**WHAT THE TASK ASKS**
Copy whichever lines contain the string "name".

==========

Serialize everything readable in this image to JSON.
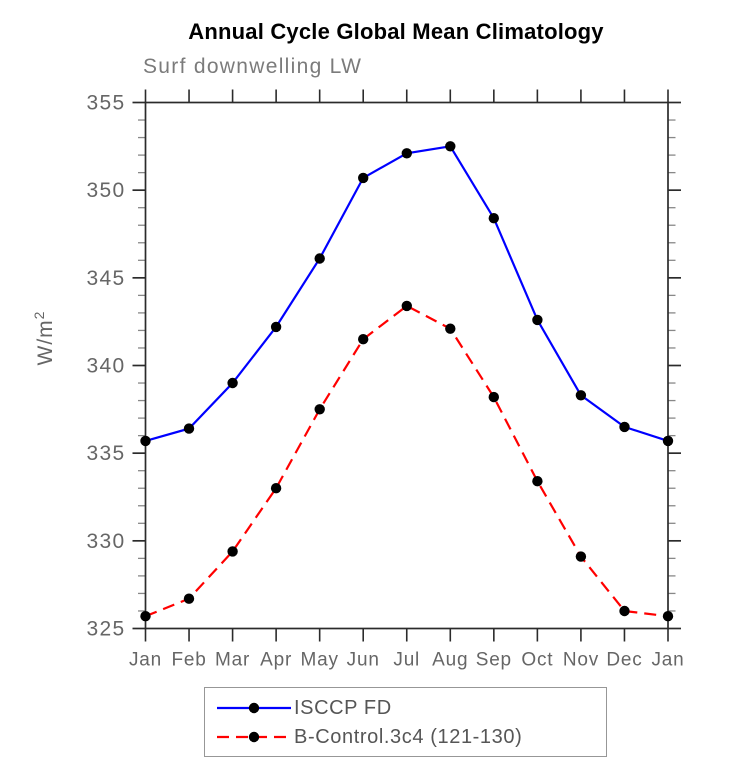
{
  "chart_data": {
    "type": "line",
    "title": "Annual Cycle Global Mean Climatology",
    "subtitle": "Surf downwelling LW",
    "ylabel_base": "W/m",
    "ylabel_exponent": "2",
    "x_categories": [
      "Jan",
      "Feb",
      "Mar",
      "Apr",
      "May",
      "Jun",
      "Jul",
      "Aug",
      "Sep",
      "Oct",
      "Nov",
      "Dec",
      "Jan"
    ],
    "ylim": [
      325,
      355
    ],
    "y_major_step": 5,
    "y_minor_step": 1,
    "y_tick_labels": [
      "325",
      "330",
      "335",
      "340",
      "345",
      "350",
      "355"
    ],
    "grid": false,
    "legend_position": "bottom-center",
    "axis_color": "#2b2b2b",
    "tick_label_color": "#666666",
    "series": [
      {
        "name": "ISCCP FD",
        "color": "#0000ff",
        "line_style": "solid",
        "marker": "filled-circle",
        "marker_color": "#000000",
        "values": [
          335.7,
          336.4,
          339.0,
          342.2,
          346.1,
          350.7,
          352.1,
          352.5,
          348.4,
          342.6,
          338.3,
          336.5,
          335.7
        ]
      },
      {
        "name": "B-Control.3c4 (121-130)",
        "color": "#ff0000",
        "line_style": "dashed",
        "marker": "filled-circle",
        "marker_color": "#000000",
        "values": [
          325.7,
          326.7,
          329.4,
          333.0,
          337.5,
          341.5,
          343.4,
          342.1,
          338.2,
          333.4,
          329.1,
          326.0,
          325.7
        ]
      }
    ]
  }
}
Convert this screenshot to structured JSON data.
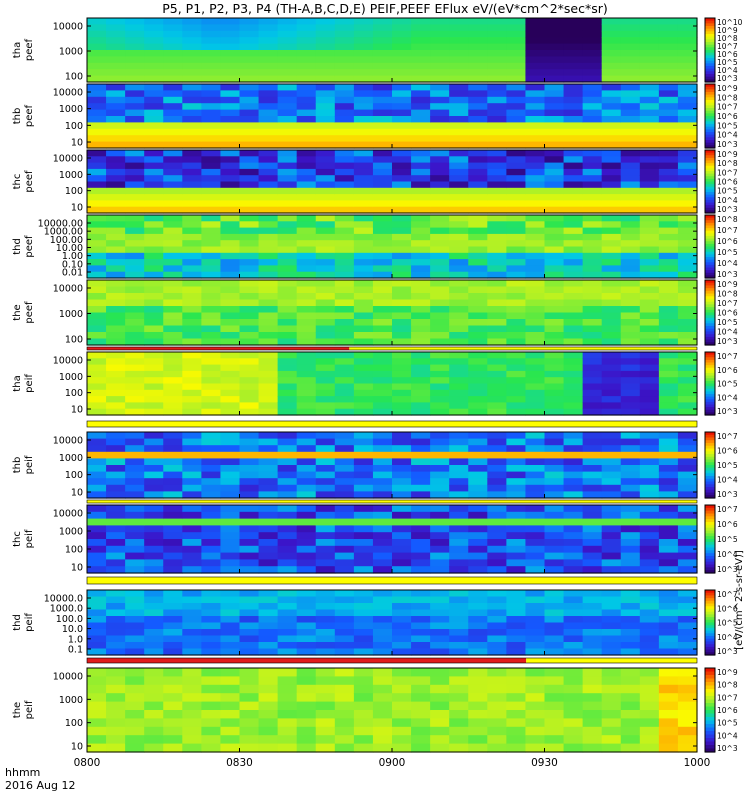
{
  "title": "P5, P1, P2, P3, P4 (TH-A,B,C,D,E) PEIF,PEEF EFlux eV/(eV*cm^2*sec*sr)",
  "colorbar_label": "[eV/(cm^2-s-sr-eV)]",
  "footer": {
    "time_label": "hhmm",
    "date_label": "2016 Aug 12"
  },
  "colors": {
    "bar_red": "#e11b1b",
    "bar_yellow": "#ffff00",
    "bar_black": "#000000"
  },
  "chart_data": {
    "type": "heatmap",
    "x_ticks": [
      "0800",
      "0830",
      "0900",
      "0930",
      "1000"
    ],
    "x_range": [
      "0800",
      "1000"
    ],
    "colorscale": "rainbow (blue-green-yellow-red), log scale",
    "panels": [
      {
        "id": "tha-peef",
        "label": [
          "tha",
          "peef"
        ],
        "y_ticks": [
          "10000",
          "1000",
          "100"
        ],
        "cb_ticks": [
          "10^10",
          "10^9",
          "10^8",
          "10^7",
          "10^6",
          "10^5",
          "10^4",
          "10^3"
        ]
      },
      {
        "id": "thb-peef",
        "label": [
          "thb",
          "peef"
        ],
        "y_ticks": [
          "10000",
          "1000",
          "100",
          "10"
        ],
        "cb_ticks": [
          "10^9",
          "10^8",
          "10^7",
          "10^6",
          "10^5",
          "10^4",
          "10^3"
        ]
      },
      {
        "id": "thc-peef",
        "label": [
          "thc",
          "peef"
        ],
        "y_ticks": [
          "10000",
          "1000",
          "100",
          "10"
        ],
        "cb_ticks": [
          "10^9",
          "10^8",
          "10^7",
          "10^6",
          "10^5",
          "10^4",
          "10^3"
        ]
      },
      {
        "id": "thd-peef",
        "label": [
          "thd",
          "peef"
        ],
        "y_ticks": [
          "10000.00",
          "1000.00",
          "100.00",
          "10.00",
          "1.00",
          "0.10",
          "0.01"
        ],
        "cb_ticks": [
          "10^8",
          "10^7",
          "10^6",
          "10^5",
          "10^4",
          "10^3"
        ]
      },
      {
        "id": "the-peef",
        "label": [
          "the",
          "peef"
        ],
        "y_ticks": [
          "10000",
          "1000",
          "100"
        ],
        "cb_ticks": [
          "10^9",
          "10^8",
          "10^7",
          "10^6",
          "10^5",
          "10^4",
          "10^3"
        ]
      },
      {
        "id": "tha-peif",
        "label": [
          "tha",
          "peif"
        ],
        "y_ticks": [
          "10000",
          "1000",
          "100",
          "10"
        ],
        "cb_ticks": [
          "10^7",
          "10^6",
          "10^5",
          "10^4",
          "10^3"
        ]
      },
      {
        "id": "thb-peif",
        "label": [
          "thb",
          "peif"
        ],
        "y_ticks": [
          "10000",
          "1000",
          "100",
          "10"
        ],
        "cb_ticks": [
          "10^7",
          "10^6",
          "10^5",
          "10^4",
          "10^3"
        ]
      },
      {
        "id": "thc-peif",
        "label": [
          "thc",
          "peif"
        ],
        "y_ticks": [
          "10000",
          "1000",
          "100",
          "10"
        ],
        "cb_ticks": [
          "10^7",
          "10^6",
          "10^5",
          "10^4",
          "10^3"
        ]
      },
      {
        "id": "thd-peif",
        "label": [
          "thd",
          "peif"
        ],
        "y_ticks": [
          "10000.0",
          "1000.0",
          "100.0",
          "10.0",
          "1.0",
          "0.1"
        ],
        "cb_ticks": [
          "10^7",
          "10^6",
          "10^5",
          "10^4",
          "10^3"
        ]
      },
      {
        "id": "the-peif",
        "label": [
          "the",
          "peif"
        ],
        "y_ticks": [
          "10000",
          "1000",
          "100",
          "10"
        ],
        "cb_ticks": [
          "10^9",
          "10^8",
          "10^7",
          "10^6",
          "10^5",
          "10^4",
          "10^3"
        ]
      }
    ]
  }
}
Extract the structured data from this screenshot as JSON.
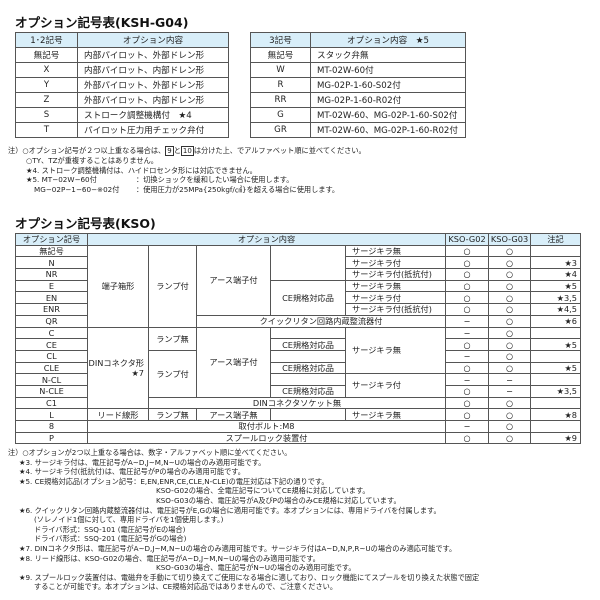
{
  "ksh": {
    "title": "オプション記号表(KSH-G04)",
    "table12": {
      "headers": [
        "1･2記号",
        "オプション内容"
      ],
      "rows": [
        [
          "無記号",
          "内部パイロット、外部ドレン形"
        ],
        [
          "X",
          "内部パイロット、内部ドレン形"
        ],
        [
          "Y",
          "外部パイロット、外部ドレン形"
        ],
        [
          "Z",
          "外部パイロット、内部ドレン形"
        ],
        [
          "S",
          "ストローク調整機構付　★4"
        ],
        [
          "T",
          "パイロット圧力用チェック弁付"
        ]
      ]
    },
    "table3": {
      "headers": [
        "3記号",
        "オプション内容　★5"
      ],
      "rows": [
        [
          "無記号",
          "スタック弁無"
        ],
        [
          "W",
          "MT-02W-60付"
        ],
        [
          "R",
          "MG-02P-1-60-S02付"
        ],
        [
          "RR",
          "MG-02P-1-60-R02付"
        ],
        [
          "G",
          "MT-02W-60、MG-02P-1-60-S02付"
        ],
        [
          "GR",
          "MT-02W-60、MG-02P-1-60-R02付"
        ]
      ]
    },
    "notes": {
      "n1a": "注）○オプション記号が２つ以上重なる場合は、",
      "box9": "9",
      "n1b": "と",
      "box10": "10",
      "n1c": "は分けた上、でアルファベット順に並べてください。",
      "n2": "○TY、TZが重複することはありません。",
      "n3": "★4. ストローク調整機構付は、ハイドロセンタ形には対応できません。",
      "n4a": "★5. MT−02W−60付",
      "n4b": "：切換ショックを緩和したい場合に使用します。",
      "n5a": "MG−02P−1−60−※02付",
      "n5b": "：使用圧力が25MPa{250kgf/㎠}を超える場合に使用します。"
    }
  },
  "kso": {
    "title": "オプション記号表(KSO)",
    "headers": [
      "オプション記号",
      "オプション内容",
      "KSO-G02",
      "KSO-G03",
      "注記"
    ],
    "labels": {
      "terminal_box": "端子箱形",
      "din": "DINコネクタ形",
      "din_star": "★7",
      "lead": "リード線形",
      "lamp_on": "ランプ付",
      "lamp_off": "ランプ無",
      "earth_on": "アース端子付",
      "earth_off": "アース端子無",
      "ce": "CE規格対応品",
      "surge_off": "サージキラ無",
      "surge_on": "サージキラ付",
      "surge_res": "サージキラ付(抵抗付)",
      "quick": "クイックリタン回路内蔵整流器付",
      "socketless": "DINコネクタソケット無",
      "bolt": "取付ボルト:M8",
      "spool": "スプールロック装置付"
    },
    "rows": [
      {
        "code": "無記号",
        "g02": "○",
        "g03": "○",
        "note": ""
      },
      {
        "code": "N",
        "g02": "○",
        "g03": "○",
        "note": "★3"
      },
      {
        "code": "NR",
        "g02": "○",
        "g03": "○",
        "note": "★4"
      },
      {
        "code": "E",
        "g02": "○",
        "g03": "○",
        "note": "★5"
      },
      {
        "code": "EN",
        "g02": "○",
        "g03": "○",
        "note": "★3,5"
      },
      {
        "code": "ENR",
        "g02": "○",
        "g03": "○",
        "note": "★4,5"
      },
      {
        "code": "QR",
        "g02": "−",
        "g03": "○",
        "note": "★6"
      },
      {
        "code": "C",
        "g02": "−",
        "g03": "○",
        "note": ""
      },
      {
        "code": "CE",
        "g02": "○",
        "g03": "○",
        "note": "★5"
      },
      {
        "code": "CL",
        "g02": "−",
        "g03": "○",
        "note": ""
      },
      {
        "code": "CLE",
        "g02": "○",
        "g03": "○",
        "note": "★5"
      },
      {
        "code": "N-CL",
        "g02": "−",
        "g03": "−",
        "note": ""
      },
      {
        "code": "N-CLE",
        "g02": "○",
        "g03": "−",
        "note": "★3,5"
      },
      {
        "code": "C1",
        "g02": "○",
        "g03": "○",
        "note": ""
      },
      {
        "code": "L",
        "g02": "○",
        "g03": "○",
        "note": "★8"
      },
      {
        "code": "8",
        "g02": "−",
        "g03": "○",
        "note": ""
      },
      {
        "code": "P",
        "g02": "○",
        "g03": "○",
        "note": "★9"
      }
    ],
    "notes": [
      {
        "text": "注）○オプションが2つ以上重なる場合は、数字・アルファベット順に並べてください。",
        "indent": 0
      },
      {
        "text": "★3. サージキラ付は、電圧記号がA~D,J~M,N~Uの場合のみ適用可能です。",
        "indent": 1
      },
      {
        "text": "★4. サージキラ付(抵抗付)は、電圧記号がPの場合のみ適用可能です。",
        "indent": 1
      },
      {
        "text": "★5. CE規格対応品(オプション記号：E,EN,ENR,CE,CLE,N-CLE)の電圧対応は下記の通りです。",
        "indent": 1
      },
      {
        "text": "KSO-G02の場合、全電圧記号についてCE規格に対応しています。",
        "indent": 4
      },
      {
        "text": "KSO-G03の場合、電圧記号がA及びPの場合のみCE規格に対応しています。",
        "indent": 4
      },
      {
        "text": "★6. クイックリタン回路内蔵整流器付は、電圧記号がE,Gの場合に適用可能です。本オプションには、専用ドライバを付属します。",
        "indent": 1
      },
      {
        "text": "(ソレノイド1個に対して、専用ドライバを1個使用します。)",
        "indent": 3
      },
      {
        "text": "ドライバ形式：SSQ-101 (電圧記号がEの場合)",
        "indent": 3
      },
      {
        "text": "ドライバ形式：SSQ-201 (電圧記号がGの場合)",
        "indent": 3
      },
      {
        "text": "★7. DINコネクタ形は、電圧記号がA~D,J~M,N~Uの場合のみ適用可能です。サージキラ付はA~D,N,P,R~Uの場合のみ適応可能です。",
        "indent": 1
      },
      {
        "text": "★8. リード線形は、KSO-G02の場合、電圧記号がA~D,J~M,N~Uの場合のみ適用可能です。",
        "indent": 1
      },
      {
        "text": "KSO-G03の場合、電圧記号がN~Uの場合のみ適用可能です。",
        "indent": 4
      },
      {
        "text": "★9. スプールロック装置付は、電磁弁を手動にて切り換えてご使用になる場合に適しており、ロック機能にてスプールを切り換えた状態で固定",
        "indent": 1
      },
      {
        "text": "することが可能です。本オプションは、CE規格対応品ではありませんので、ご注意ください。",
        "indent": 3
      }
    ]
  }
}
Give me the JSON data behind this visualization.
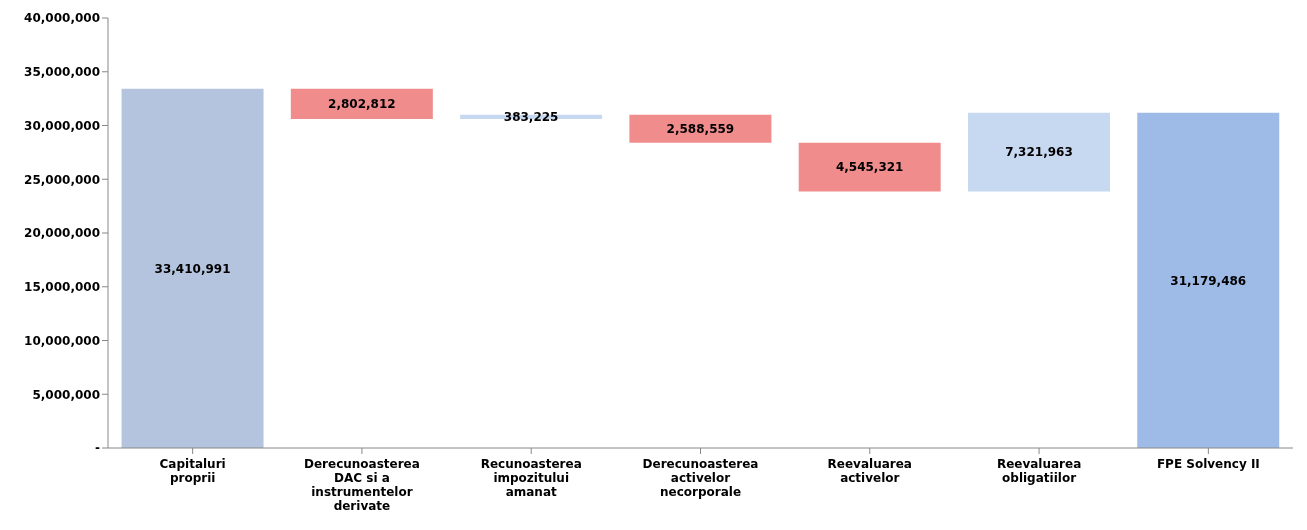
{
  "chart_data": {
    "type": "bar",
    "categories": [
      "Capitaluri proprii",
      "Derecunoasterea DAC si a instrumentelor derivate",
      "Recunoasterea impozitului amanat",
      "Derecunoasterea activelor necorporale",
      "Reevaluarea activelor",
      "Reevaluarea obligatiilor",
      "FPE Solvency II"
    ],
    "values": [
      33410991,
      2802812,
      383225,
      2588559,
      4545321,
      7321963,
      31179486
    ],
    "base": [
      0,
      30608179,
      30608179,
      28402845,
      23857524,
      23857524,
      0
    ],
    "colors": [
      "#b4c4de",
      "#f08c8c",
      "#c6d9f1",
      "#f08c8c",
      "#f08c8c",
      "#c6d9f1",
      "#9dbbe6"
    ],
    "ylim": [
      0,
      40000000
    ],
    "yticks": [
      {
        "value": 0,
        "label": "-"
      },
      {
        "value": 5000000,
        "label": "5,000,000"
      },
      {
        "value": 10000000,
        "label": "10,000,000"
      },
      {
        "value": 15000000,
        "label": "15,000,000"
      },
      {
        "value": 20000000,
        "label": "20,000,000"
      },
      {
        "value": 25000000,
        "label": "25,000,000"
      },
      {
        "value": 30000000,
        "label": "30,000,000"
      },
      {
        "value": 35000000,
        "label": "35,000,000"
      },
      {
        "value": 40000000,
        "label": "40,000,000"
      }
    ],
    "value_labels": [
      "33,410,991",
      "2,802,812",
      "383,225",
      "2,588,559",
      "4,545,321",
      "7,321,963",
      "31,179,486"
    ],
    "grid": false,
    "legend": false
  }
}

==========

**ANSWER TO THE PROBLEM**
        "name": "ISCCP FD",
        "name": "B-Control.3c4 (121-130)",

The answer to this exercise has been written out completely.